DIRECTIVE:
Below are the records; reproduce all of them exactly but without any images.

**** INPUT RECORDS ****

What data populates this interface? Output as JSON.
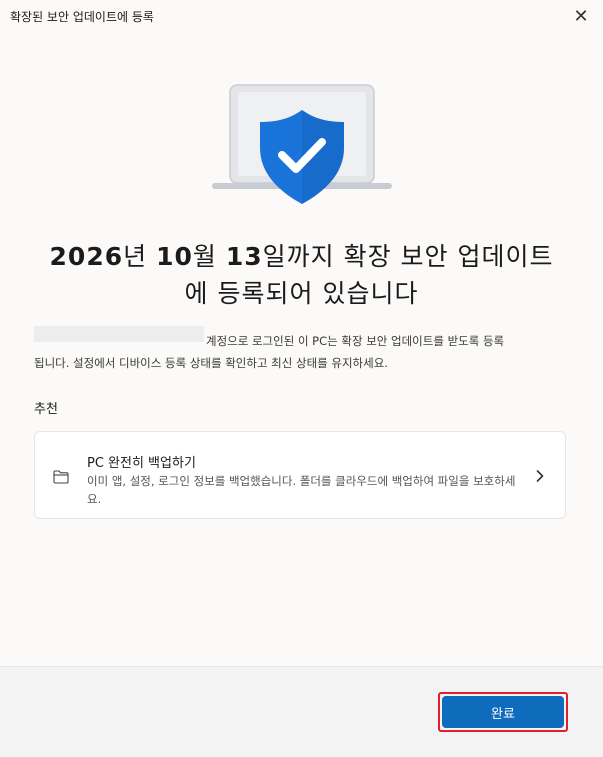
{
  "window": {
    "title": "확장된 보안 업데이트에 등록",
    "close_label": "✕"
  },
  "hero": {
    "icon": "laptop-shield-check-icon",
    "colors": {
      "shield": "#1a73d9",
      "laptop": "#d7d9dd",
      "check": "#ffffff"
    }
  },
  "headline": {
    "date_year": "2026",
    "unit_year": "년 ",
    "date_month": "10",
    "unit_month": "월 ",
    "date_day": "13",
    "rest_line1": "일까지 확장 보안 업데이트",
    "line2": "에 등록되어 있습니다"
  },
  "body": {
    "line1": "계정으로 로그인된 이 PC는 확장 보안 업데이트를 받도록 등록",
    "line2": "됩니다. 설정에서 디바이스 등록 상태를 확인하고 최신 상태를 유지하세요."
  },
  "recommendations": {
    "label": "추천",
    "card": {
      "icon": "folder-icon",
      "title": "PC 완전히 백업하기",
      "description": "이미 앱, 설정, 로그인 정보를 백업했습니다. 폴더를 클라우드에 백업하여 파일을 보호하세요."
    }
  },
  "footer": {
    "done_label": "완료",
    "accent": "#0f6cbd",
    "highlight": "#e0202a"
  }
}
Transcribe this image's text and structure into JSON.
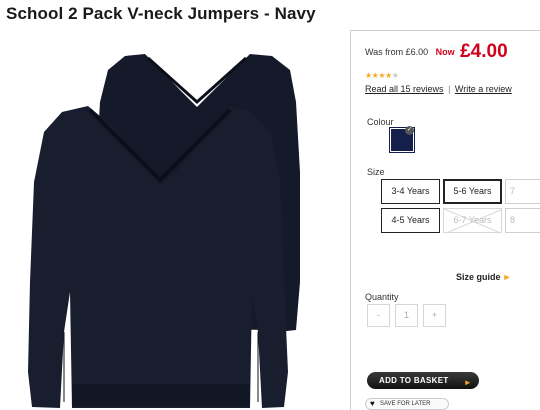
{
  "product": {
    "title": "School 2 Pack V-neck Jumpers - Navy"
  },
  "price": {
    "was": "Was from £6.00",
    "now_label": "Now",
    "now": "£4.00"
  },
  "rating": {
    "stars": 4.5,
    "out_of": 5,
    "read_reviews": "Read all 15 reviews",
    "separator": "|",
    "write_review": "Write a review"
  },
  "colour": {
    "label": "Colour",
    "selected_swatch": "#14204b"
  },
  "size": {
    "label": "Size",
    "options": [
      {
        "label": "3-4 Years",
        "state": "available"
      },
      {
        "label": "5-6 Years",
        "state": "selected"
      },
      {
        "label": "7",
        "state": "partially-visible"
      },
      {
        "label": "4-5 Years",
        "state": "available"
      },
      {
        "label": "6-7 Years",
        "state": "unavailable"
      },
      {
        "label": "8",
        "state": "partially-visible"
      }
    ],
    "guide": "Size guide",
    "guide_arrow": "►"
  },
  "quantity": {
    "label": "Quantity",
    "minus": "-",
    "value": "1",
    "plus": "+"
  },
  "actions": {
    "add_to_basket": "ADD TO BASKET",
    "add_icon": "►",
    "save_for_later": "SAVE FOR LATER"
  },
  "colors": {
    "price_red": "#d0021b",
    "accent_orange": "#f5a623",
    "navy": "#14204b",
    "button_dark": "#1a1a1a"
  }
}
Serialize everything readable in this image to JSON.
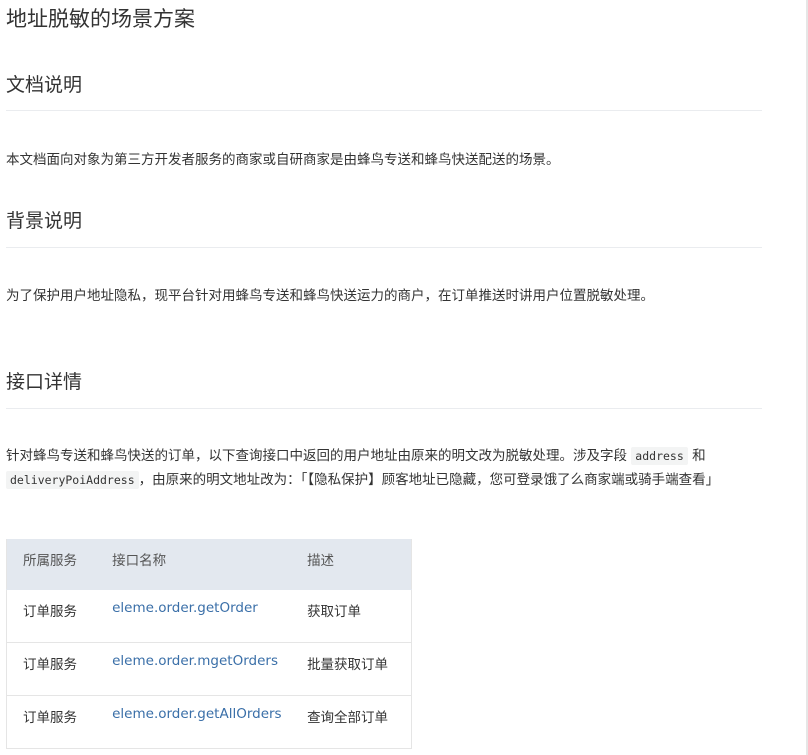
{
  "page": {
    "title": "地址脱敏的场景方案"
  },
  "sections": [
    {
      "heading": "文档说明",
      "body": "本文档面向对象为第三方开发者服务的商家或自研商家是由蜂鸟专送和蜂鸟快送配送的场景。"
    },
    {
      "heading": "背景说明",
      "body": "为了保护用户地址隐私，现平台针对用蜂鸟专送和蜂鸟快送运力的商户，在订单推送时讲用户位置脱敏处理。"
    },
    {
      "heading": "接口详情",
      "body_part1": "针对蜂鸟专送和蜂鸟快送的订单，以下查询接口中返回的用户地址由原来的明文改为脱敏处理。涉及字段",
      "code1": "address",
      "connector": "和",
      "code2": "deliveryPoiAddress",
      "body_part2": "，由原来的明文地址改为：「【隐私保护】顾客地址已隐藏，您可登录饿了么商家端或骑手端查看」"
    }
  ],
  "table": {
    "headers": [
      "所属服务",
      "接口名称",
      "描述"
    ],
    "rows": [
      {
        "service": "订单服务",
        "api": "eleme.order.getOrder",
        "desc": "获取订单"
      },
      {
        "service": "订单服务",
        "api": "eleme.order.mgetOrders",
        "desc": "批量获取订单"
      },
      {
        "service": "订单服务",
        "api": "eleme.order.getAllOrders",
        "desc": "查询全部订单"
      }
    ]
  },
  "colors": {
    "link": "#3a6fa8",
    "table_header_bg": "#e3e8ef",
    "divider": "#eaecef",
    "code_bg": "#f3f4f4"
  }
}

****

RESULT FOR THIS EXERCISE:
What data populates this interface? Output as JSON.
{
  "window": {
    "title": "확장된 보안 업데이트에 등록",
    "close_label": "✕"
  },
  "hero": {
    "icon": "laptop-shield-check-icon",
    "colors": {
      "shield": "#1a73d9",
      "laptop": "#d7d9dd",
      "check": "#ffffff"
    }
  },
  "headline": {
    "date_year": "2026",
    "unit_year": "년 ",
    "date_month": "10",
    "unit_month": "월 ",
    "date_day": "13",
    "rest_line1": "일까지 확장 보안 업데이트",
    "line2": "에 등록되어 있습니다"
  },
  "body": {
    "line1": "계정으로 로그인된 이 PC는 확장 보안 업데이트를 받도록 등록",
    "line2": "됩니다. 설정에서 디바이스 등록 상태를 확인하고 최신 상태를 유지하세요."
  },
  "recommendations": {
    "label": "추천",
    "card": {
      "icon": "folder-icon",
      "title": "PC 완전히 백업하기",
      "description": "이미 앱, 설정, 로그인 정보를 백업했습니다. 폴더를 클라우드에 백업하여 파일을 보호하세요."
    }
  },
  "footer": {
    "done_label": "완료",
    "accent": "#0f6cbd",
    "highlight": "#e0202a"
  }
}
Transcribe this image's text and structure into JSON.
{
  "product": {
    "title": "School 2 Pack V-neck Jumpers - Navy"
  },
  "price": {
    "was": "Was from £6.00",
    "now_label": "Now",
    "now": "£4.00"
  },
  "rating": {
    "stars": 4.5,
    "out_of": 5,
    "read_reviews": "Read all 15 reviews",
    "separator": "|",
    "write_review": "Write a review"
  },
  "colour": {
    "label": "Colour",
    "selected_swatch": "#14204b"
  },
  "size": {
    "label": "Size",
    "options": [
      {
        "label": "3-4 Years",
        "state": "available"
      },
      {
        "label": "5-6 Years",
        "state": "selected"
      },
      {
        "label": "7",
        "state": "partially-visible"
      },
      {
        "label": "4-5 Years",
        "state": "available"
      },
      {
        "label": "6-7 Years",
        "state": "unavailable"
      },
      {
        "label": "8",
        "state": "partially-visible"
      }
    ],
    "guide": "Size guide",
    "guide_arrow": "►"
  },
  "quantity": {
    "label": "Quantity",
    "minus": "-",
    "value": "1",
    "plus": "+"
  },
  "actions": {
    "add_to_basket": "ADD TO BASKET",
    "add_icon": "►",
    "save_for_later": "SAVE FOR LATER"
  },
  "colors": {
    "price_red": "#d0021b",
    "accent_orange": "#f5a623",
    "navy": "#14204b",
    "button_dark": "#1a1a1a"
  }
}
Serialize everything readable in this image to JSON.
{
  "page": {
    "title": "地址脱敏的场景方案"
  },
  "sections": [
    {
      "heading": "文档说明",
      "body": "本文档面向对象为第三方开发者服务的商家或自研商家是由蜂鸟专送和蜂鸟快送配送的场景。"
    },
    {
      "heading": "背景说明",
      "body": "为了保护用户地址隐私，现平台针对用蜂鸟专送和蜂鸟快送运力的商户，在订单推送时讲用户位置脱敏处理。"
    },
    {
      "heading": "接口详情",
      "body_part1": "针对蜂鸟专送和蜂鸟快送的订单，以下查询接口中返回的用户地址由原来的明文改为脱敏处理。涉及字段",
      "code1": "address",
      "connector": "和",
      "code2": "deliveryPoiAddress",
      "body_part2": "，由原来的明文地址改为：「【隐私保护】顾客地址已隐藏，您可登录饿了么商家端或骑手端查看」"
    }
  ],
  "table": {
    "headers": [
      "所属服务",
      "接口名称",
      "描述"
    ],
    "rows": [
      {
        "service": "订单服务",
        "api": "eleme.order.getOrder",
        "desc": "获取订单"
      },
      {
        "service": "订单服务",
        "api": "eleme.order.mgetOrders",
        "desc": "批量获取订单"
      },
      {
        "service": "订单服务",
        "api": "eleme.order.getAllOrders",
        "desc": "查询全部订单"
      }
    ]
  },
  "colors": {
    "link": "#3a6fa8",
    "table_header_bg": "#e3e8ef",
    "divider": "#eaecef",
    "code_bg": "#f3f4f4"
  }
}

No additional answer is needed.